#### EXERCISE AIM
Restate, word for word, all of the material shown below.

BEGIN PROVIDED DATA

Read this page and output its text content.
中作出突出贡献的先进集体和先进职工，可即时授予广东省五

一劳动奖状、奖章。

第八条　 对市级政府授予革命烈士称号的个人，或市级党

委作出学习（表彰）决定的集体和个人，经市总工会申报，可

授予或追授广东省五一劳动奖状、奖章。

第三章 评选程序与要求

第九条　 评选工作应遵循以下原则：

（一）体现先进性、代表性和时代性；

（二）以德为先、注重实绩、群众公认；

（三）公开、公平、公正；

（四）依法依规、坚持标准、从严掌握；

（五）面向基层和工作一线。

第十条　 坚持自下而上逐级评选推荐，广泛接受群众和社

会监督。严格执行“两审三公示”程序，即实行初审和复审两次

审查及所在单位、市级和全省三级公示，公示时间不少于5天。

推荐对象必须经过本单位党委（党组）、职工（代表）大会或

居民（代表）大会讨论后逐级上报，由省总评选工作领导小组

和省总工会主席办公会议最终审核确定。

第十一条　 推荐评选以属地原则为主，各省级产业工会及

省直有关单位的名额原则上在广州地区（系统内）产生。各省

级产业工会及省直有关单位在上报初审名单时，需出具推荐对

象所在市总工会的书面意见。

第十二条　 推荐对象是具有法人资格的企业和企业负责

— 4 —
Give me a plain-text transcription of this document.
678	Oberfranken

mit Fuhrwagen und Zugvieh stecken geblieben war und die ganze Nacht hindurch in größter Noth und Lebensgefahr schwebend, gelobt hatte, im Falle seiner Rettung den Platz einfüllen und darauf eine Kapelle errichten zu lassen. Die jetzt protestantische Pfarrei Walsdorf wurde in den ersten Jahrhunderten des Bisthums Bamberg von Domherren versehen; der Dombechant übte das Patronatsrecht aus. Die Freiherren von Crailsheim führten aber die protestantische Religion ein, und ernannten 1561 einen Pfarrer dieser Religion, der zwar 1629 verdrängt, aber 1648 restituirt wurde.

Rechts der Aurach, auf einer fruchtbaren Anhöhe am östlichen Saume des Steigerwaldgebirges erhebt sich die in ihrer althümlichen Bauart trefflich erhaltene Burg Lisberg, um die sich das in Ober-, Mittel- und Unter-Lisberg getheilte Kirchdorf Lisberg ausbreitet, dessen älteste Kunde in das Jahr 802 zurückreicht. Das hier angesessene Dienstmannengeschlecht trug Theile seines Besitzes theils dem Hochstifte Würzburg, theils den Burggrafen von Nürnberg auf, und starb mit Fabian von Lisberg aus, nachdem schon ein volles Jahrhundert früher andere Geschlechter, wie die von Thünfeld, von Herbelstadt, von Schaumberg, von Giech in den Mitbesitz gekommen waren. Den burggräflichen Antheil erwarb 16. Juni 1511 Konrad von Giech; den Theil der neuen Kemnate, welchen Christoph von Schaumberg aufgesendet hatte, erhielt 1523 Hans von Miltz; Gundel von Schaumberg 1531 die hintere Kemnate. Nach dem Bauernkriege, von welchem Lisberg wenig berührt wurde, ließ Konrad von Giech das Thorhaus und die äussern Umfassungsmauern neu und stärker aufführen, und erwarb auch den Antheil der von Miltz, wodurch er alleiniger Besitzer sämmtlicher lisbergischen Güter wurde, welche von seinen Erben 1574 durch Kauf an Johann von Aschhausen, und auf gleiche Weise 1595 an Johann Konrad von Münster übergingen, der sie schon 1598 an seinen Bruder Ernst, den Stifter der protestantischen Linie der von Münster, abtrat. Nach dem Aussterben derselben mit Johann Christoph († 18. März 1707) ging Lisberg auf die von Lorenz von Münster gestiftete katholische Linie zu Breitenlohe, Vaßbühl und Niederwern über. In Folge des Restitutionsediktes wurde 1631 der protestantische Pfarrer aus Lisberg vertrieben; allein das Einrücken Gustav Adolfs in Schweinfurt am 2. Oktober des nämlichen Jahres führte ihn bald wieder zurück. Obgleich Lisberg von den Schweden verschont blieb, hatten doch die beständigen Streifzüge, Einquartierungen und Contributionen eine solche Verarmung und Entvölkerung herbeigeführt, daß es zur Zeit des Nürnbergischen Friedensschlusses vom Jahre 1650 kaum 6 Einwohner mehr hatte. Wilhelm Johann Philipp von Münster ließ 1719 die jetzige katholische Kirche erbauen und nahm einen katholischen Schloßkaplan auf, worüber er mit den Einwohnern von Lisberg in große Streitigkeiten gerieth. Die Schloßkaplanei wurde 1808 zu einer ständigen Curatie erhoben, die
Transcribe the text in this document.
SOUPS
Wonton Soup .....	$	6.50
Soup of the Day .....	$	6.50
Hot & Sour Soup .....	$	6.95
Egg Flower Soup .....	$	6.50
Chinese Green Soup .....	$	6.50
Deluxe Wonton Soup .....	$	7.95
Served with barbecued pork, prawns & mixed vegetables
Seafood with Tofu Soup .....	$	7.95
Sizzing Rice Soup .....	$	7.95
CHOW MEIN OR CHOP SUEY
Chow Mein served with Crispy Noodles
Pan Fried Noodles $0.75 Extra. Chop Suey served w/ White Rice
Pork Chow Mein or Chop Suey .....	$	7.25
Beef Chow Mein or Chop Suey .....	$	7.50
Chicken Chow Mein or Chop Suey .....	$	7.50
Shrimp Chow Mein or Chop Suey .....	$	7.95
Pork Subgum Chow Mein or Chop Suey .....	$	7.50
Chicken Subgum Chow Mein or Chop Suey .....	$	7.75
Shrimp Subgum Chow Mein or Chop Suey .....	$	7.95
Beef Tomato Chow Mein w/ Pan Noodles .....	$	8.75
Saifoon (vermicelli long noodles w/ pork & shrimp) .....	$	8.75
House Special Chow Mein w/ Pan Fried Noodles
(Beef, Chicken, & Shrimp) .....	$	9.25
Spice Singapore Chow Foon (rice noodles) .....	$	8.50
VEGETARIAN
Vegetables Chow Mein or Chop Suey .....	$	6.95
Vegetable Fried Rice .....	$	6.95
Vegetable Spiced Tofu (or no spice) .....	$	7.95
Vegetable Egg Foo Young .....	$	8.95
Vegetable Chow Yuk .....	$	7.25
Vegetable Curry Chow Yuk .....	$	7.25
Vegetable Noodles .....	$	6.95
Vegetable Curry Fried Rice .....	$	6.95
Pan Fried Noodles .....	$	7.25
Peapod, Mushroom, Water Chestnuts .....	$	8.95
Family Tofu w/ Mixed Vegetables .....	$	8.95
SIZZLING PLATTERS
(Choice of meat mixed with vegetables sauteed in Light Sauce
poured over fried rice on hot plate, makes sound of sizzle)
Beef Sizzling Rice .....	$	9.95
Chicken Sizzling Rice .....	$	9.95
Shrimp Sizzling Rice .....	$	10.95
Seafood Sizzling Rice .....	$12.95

END PROVIDED DATA

#### RESPONSE TO THIS TASK
Read this page and output its text content.
中作出突出贡献的先进集体和先进职工，可即时授予广东省五

一劳动奖状、奖章。

第八条　 对市级政府授予革命烈士称号的个人，或市级党

委作出学习（表彰）决定的集体和个人，经市总工会申报，可

授予或追授广东省五一劳动奖状、奖章。

第三章 评选程序与要求

第九条　 评选工作应遵循以下原则：

（一）体现先进性、代表性和时代性；

（二）以德为先、注重实绩、群众公认；

（三）公开、公平、公正；

（四）依法依规、坚持标准、从严掌握；

（五）面向基层和工作一线。

第十条　 坚持自下而上逐级评选推荐，广泛接受群众和社

会监督。严格执行“两审三公示”程序，即实行初审和复审两次

审查及所在单位、市级和全省三级公示，公示时间不少于5天。

推荐对象必须经过本单位党委（党组）、职工（代表）大会或

居民（代表）大会讨论后逐级上报，由省总评选工作领导小组

和省总工会主席办公会议最终审核确定。

第十一条　 推荐评选以属地原则为主，各省级产业工会及

省直有关单位的名额原则上在广州地区（系统内）产生。各省

级产业工会及省直有关单位在上报初审名单时，需出具推荐对

象所在市总工会的书面意见。

第十二条　 推荐对象是具有法人资格的企业和企业负责

— 4 —
Give me a plain-text transcription of this document.
678	Oberfranken

mit Fuhrwagen und Zugvieh stecken geblieben war und die ganze Nacht hindurch in größter Noth und Lebensgefahr schwebend, gelobt hatte, im Falle seiner Rettung den Platz einfüllen und darauf eine Kapelle errichten zu lassen. Die jetzt protestantische Pfarrei Walsdorf wurde in den ersten Jahrhunderten des Bisthums Bamberg von Domherren versehen; der Dombechant übte das Patronatsrecht aus. Die Freiherren von Crailsheim führten aber die protestantische Religion ein, und ernannten 1561 einen Pfarrer dieser Religion, der zwar 1629 verdrängt, aber 1648 restituirt wurde.

Rechts der Aurach, auf einer fruchtbaren Anhöhe am östlichen Saume des Steigerwaldgebirges erhebt sich die in ihrer althümlichen Bauart trefflich erhaltene Burg Lisberg, um die sich das in Ober-, Mittel- und Unter-Lisberg getheilte Kirchdorf Lisberg ausbreitet, dessen älteste Kunde in das Jahr 802 zurückreicht. Das hier angesessene Dienstmannengeschlecht trug Theile seines Besitzes theils dem Hochstifte Würzburg, theils den Burggrafen von Nürnberg auf, und starb mit Fabian von Lisberg aus, nachdem schon ein volles Jahrhundert früher andere Geschlechter, wie die von Thünfeld, von Herbelstadt, von Schaumberg, von Giech in den Mitbesitz gekommen waren. Den burggräflichen Antheil erwarb 16. Juni 1511 Konrad von Giech; den Theil der neuen Kemnate, welchen Christoph von Schaumberg aufgesendet hatte, erhielt 1523 Hans von Miltz; Gundel von Schaumberg 1531 die hintere Kemnate. Nach dem Bauernkriege, von welchem Lisberg wenig berührt wurde, ließ Konrad von Giech das Thorhaus und die äussern Umfassungsmauern neu und stärker aufführen, und erwarb auch den Antheil der von Miltz, wodurch er alleiniger Besitzer sämmtlicher lisbergischen Güter wurde, welche von seinen Erben 1574 durch Kauf an Johann von Aschhausen, und auf gleiche Weise 1595 an Johann Konrad von Münster übergingen, der sie schon 1598 an seinen Bruder Ernst, den Stifter der protestantischen Linie der von Münster, abtrat. Nach dem Aussterben derselben mit Johann Christoph († 18. März 1707) ging Lisberg auf die von Lorenz von Münster gestiftete katholische Linie zu Breitenlohe, Vaßbühl und Niederwern über. In Folge des Restitutionsediktes wurde 1631 der protestantische Pfarrer aus Lisberg vertrieben; allein das Einrücken Gustav Adolfs in Schweinfurt am 2. Oktober des nämlichen Jahres führte ihn bald wieder zurück. Obgleich Lisberg von den Schweden verschont blieb, hatten doch die beständigen Streifzüge, Einquartierungen und Contributionen eine solche Verarmung und Entvölkerung herbeigeführt, daß es zur Zeit des Nürnbergischen Friedensschlusses vom Jahre 1650 kaum 6 Einwohner mehr hatte. Wilhelm Johann Philipp von Münster ließ 1719 die jetzige katholische Kirche erbauen und nahm einen katholischen Schloßkaplan auf, worüber er mit den Einwohnern von Lisberg in große Streitigkeiten gerieth. Die Schloßkaplanei wurde 1808 zu einer ständigen Curatie erhoben, die
Transcribe the text in this document.
SOUPS
Wonton Soup .....	$	6.50
Soup of the Day .....	$	6.50
Hot & Sour Soup .....	$	6.95
Egg Flower Soup .....	$	6.50
Chinese Green Soup .....	$	6.50
Deluxe Wonton Soup .....	$	7.95
Served with barbecued pork, prawns & mixed vegetables
Seafood with Tofu Soup .....	$	7.95
Sizzing Rice Soup .....	$	7.95
CHOW MEIN OR CHOP SUEY
Chow Mein served with Crispy Noodles
Pan Fried Noodles $0.75 Extra. Chop Suey served w/ White Rice
Pork Chow Mein or Chop Suey .....	$	7.25
Beef Chow Mein or Chop Suey .....	$	7.50
Chicken Chow Mein or Chop Suey .....	$	7.50
Shrimp Chow Mein or Chop Suey .....	$	7.95
Pork Subgum Chow Mein or Chop Suey .....	$	7.50
Chicken Subgum Chow Mein or Chop Suey .....	$	7.75
Shrimp Subgum Chow Mein or Chop Suey .....	$	7.95
Beef Tomato Chow Mein w/ Pan Noodles .....	$	8.75
Saifoon (vermicelli long noodles w/ pork & shrimp) .....	$	8.75
House Special Chow Mein w/ Pan Fried Noodles
(Beef, Chicken, & Shrimp) .....	$	9.25
Spice Singapore Chow Foon (rice noodles) .....	$	8.50
VEGETARIAN
Vegetables Chow Mein or Chop Suey .....	$	6.95
Vegetable Fried Rice .....	$	6.95
Vegetable Spiced Tofu (or no spice) .....	$	7.95
Vegetable Egg Foo Young .....	$	8.95
Vegetable Chow Yuk .....	$	7.25
Vegetable Curry Chow Yuk .....	$	7.25
Vegetable Noodles .....	$	6.95
Vegetable Curry Fried Rice .....	$	6.95
Pan Fried Noodles .....	$	7.25
Peapod, Mushroom, Water Chestnuts .....	$	8.95
Family Tofu w/ Mixed Vegetables .....	$	8.95
SIZZLING PLATTERS
(Choice of meat mixed with vegetables sauteed in Light Sauce
poured over fried rice on hot plate, makes sound of sizzle)
Beef Sizzling Rice .....	$	9.95
Chicken Sizzling Rice .....	$	9.95
Shrimp Sizzling Rice .....	$	10.95
Seafood Sizzling Rice .....	$12.95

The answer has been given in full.